# REQUIRED TASK:
In the copy, include every entry exactly but none of the images.

# Data excerpts:
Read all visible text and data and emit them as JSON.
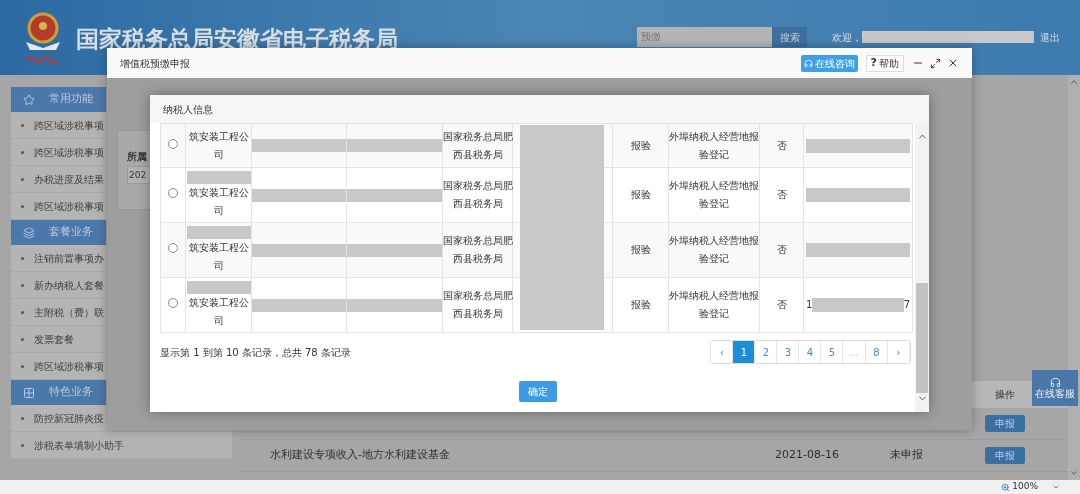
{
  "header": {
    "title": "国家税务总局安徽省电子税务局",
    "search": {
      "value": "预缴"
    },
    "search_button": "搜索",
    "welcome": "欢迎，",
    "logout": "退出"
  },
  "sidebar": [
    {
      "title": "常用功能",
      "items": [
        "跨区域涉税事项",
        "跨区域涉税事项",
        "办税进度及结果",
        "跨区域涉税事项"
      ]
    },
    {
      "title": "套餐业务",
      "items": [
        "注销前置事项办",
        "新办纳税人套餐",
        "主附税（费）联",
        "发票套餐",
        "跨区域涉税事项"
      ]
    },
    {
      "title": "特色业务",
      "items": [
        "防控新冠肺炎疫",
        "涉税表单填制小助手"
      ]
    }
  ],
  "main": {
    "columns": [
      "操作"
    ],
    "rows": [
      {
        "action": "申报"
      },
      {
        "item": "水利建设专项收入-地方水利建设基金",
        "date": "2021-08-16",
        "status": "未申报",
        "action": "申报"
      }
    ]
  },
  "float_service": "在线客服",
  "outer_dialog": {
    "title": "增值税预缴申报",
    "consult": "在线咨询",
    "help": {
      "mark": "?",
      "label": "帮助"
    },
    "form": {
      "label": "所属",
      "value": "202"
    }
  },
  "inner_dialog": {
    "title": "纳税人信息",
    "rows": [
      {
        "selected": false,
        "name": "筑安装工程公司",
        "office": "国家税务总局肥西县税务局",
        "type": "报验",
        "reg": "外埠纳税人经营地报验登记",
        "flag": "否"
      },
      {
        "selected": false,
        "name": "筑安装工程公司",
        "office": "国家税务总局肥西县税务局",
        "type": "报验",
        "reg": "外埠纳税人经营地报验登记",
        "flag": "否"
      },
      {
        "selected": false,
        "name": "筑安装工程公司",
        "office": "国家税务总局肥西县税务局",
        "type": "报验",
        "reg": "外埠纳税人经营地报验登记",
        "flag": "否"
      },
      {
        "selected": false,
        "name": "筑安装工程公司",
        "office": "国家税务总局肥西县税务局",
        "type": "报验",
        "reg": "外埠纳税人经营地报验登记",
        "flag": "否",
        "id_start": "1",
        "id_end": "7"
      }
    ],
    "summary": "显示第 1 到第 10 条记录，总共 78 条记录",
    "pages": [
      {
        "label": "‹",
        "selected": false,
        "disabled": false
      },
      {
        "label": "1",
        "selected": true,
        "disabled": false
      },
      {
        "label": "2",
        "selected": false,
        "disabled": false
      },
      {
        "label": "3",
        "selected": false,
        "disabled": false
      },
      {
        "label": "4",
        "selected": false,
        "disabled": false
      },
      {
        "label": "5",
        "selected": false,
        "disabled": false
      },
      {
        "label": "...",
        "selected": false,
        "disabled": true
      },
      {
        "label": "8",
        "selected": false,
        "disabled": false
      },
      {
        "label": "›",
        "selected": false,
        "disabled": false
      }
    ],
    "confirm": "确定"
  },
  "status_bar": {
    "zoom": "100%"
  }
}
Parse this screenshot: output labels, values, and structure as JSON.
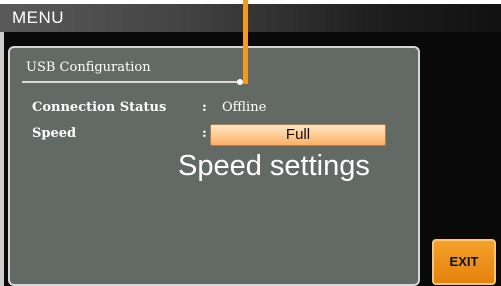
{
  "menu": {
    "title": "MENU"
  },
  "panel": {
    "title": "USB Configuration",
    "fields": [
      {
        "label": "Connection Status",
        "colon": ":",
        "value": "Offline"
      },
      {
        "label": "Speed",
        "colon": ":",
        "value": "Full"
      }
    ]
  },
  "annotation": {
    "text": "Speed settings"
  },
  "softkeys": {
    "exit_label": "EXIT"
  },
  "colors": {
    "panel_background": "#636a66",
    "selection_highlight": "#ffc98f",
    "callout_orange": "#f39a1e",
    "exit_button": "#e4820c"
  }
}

# CORRECT RESPONSE:
Read all visible text and data and emit them as JSON.
{
  "header": {
    "title": "国家税务总局安徽省电子税务局",
    "search": {
      "value": "预缴"
    },
    "search_button": "搜索",
    "welcome": "欢迎，",
    "logout": "退出"
  },
  "sidebar": [
    {
      "title": "常用功能",
      "items": [
        "跨区域涉税事项",
        "跨区域涉税事项",
        "办税进度及结果",
        "跨区域涉税事项"
      ]
    },
    {
      "title": "套餐业务",
      "items": [
        "注销前置事项办",
        "新办纳税人套餐",
        "主附税（费）联",
        "发票套餐",
        "跨区域涉税事项"
      ]
    },
    {
      "title": "特色业务",
      "items": [
        "防控新冠肺炎疫",
        "涉税表单填制小助手"
      ]
    }
  ],
  "main": {
    "columns": [
      "操作"
    ],
    "rows": [
      {
        "action": "申报"
      },
      {
        "item": "水利建设专项收入-地方水利建设基金",
        "date": "2021-08-16",
        "status": "未申报",
        "action": "申报"
      }
    ]
  },
  "float_service": "在线客服",
  "outer_dialog": {
    "title": "增值税预缴申报",
    "consult": "在线咨询",
    "help": {
      "mark": "?",
      "label": "帮助"
    },
    "form": {
      "label": "所属",
      "value": "202"
    }
  },
  "inner_dialog": {
    "title": "纳税人信息",
    "rows": [
      {
        "selected": false,
        "name": "筑安装工程公司",
        "office": "国家税务总局肥西县税务局",
        "type": "报验",
        "reg": "外埠纳税人经营地报验登记",
        "flag": "否"
      },
      {
        "selected": false,
        "name": "筑安装工程公司",
        "office": "国家税务总局肥西县税务局",
        "type": "报验",
        "reg": "外埠纳税人经营地报验登记",
        "flag": "否"
      },
      {
        "selected": false,
        "name": "筑安装工程公司",
        "office": "国家税务总局肥西县税务局",
        "type": "报验",
        "reg": "外埠纳税人经营地报验登记",
        "flag": "否"
      },
      {
        "selected": false,
        "name": "筑安装工程公司",
        "office": "国家税务总局肥西县税务局",
        "type": "报验",
        "reg": "外埠纳税人经营地报验登记",
        "flag": "否",
        "id_start": "1",
        "id_end": "7"
      }
    ],
    "summary": "显示第 1 到第 10 条记录，总共 78 条记录",
    "pages": [
      {
        "label": "‹",
        "selected": false,
        "disabled": false
      },
      {
        "label": "1",
        "selected": true,
        "disabled": false
      },
      {
        "label": "2",
        "selected": false,
        "disabled": false
      },
      {
        "label": "3",
        "selected": false,
        "disabled": false
      },
      {
        "label": "4",
        "selected": false,
        "disabled": false
      },
      {
        "label": "5",
        "selected": false,
        "disabled": false
      },
      {
        "label": "...",
        "selected": false,
        "disabled": true
      },
      {
        "label": "8",
        "selected": false,
        "disabled": false
      },
      {
        "label": "›",
        "selected": false,
        "disabled": false
      }
    ],
    "confirm": "确定"
  },
  "status_bar": {
    "zoom": "100%"
  }
}
Parse this screenshot: output labels, values, and structure as JSON.
{
  "menu": {
    "title": "MENU"
  },
  "panel": {
    "title": "USB Configuration",
    "fields": [
      {
        "label": "Connection Status",
        "colon": ":",
        "value": "Offline"
      },
      {
        "label": "Speed",
        "colon": ":",
        "value": "Full"
      }
    ]
  },
  "annotation": {
    "text": "Speed settings"
  },
  "softkeys": {
    "exit_label": "EXIT"
  },
  "colors": {
    "panel_background": "#636a66",
    "selection_highlight": "#ffc98f",
    "callout_orange": "#f39a1e",
    "exit_button": "#e4820c"
  }
}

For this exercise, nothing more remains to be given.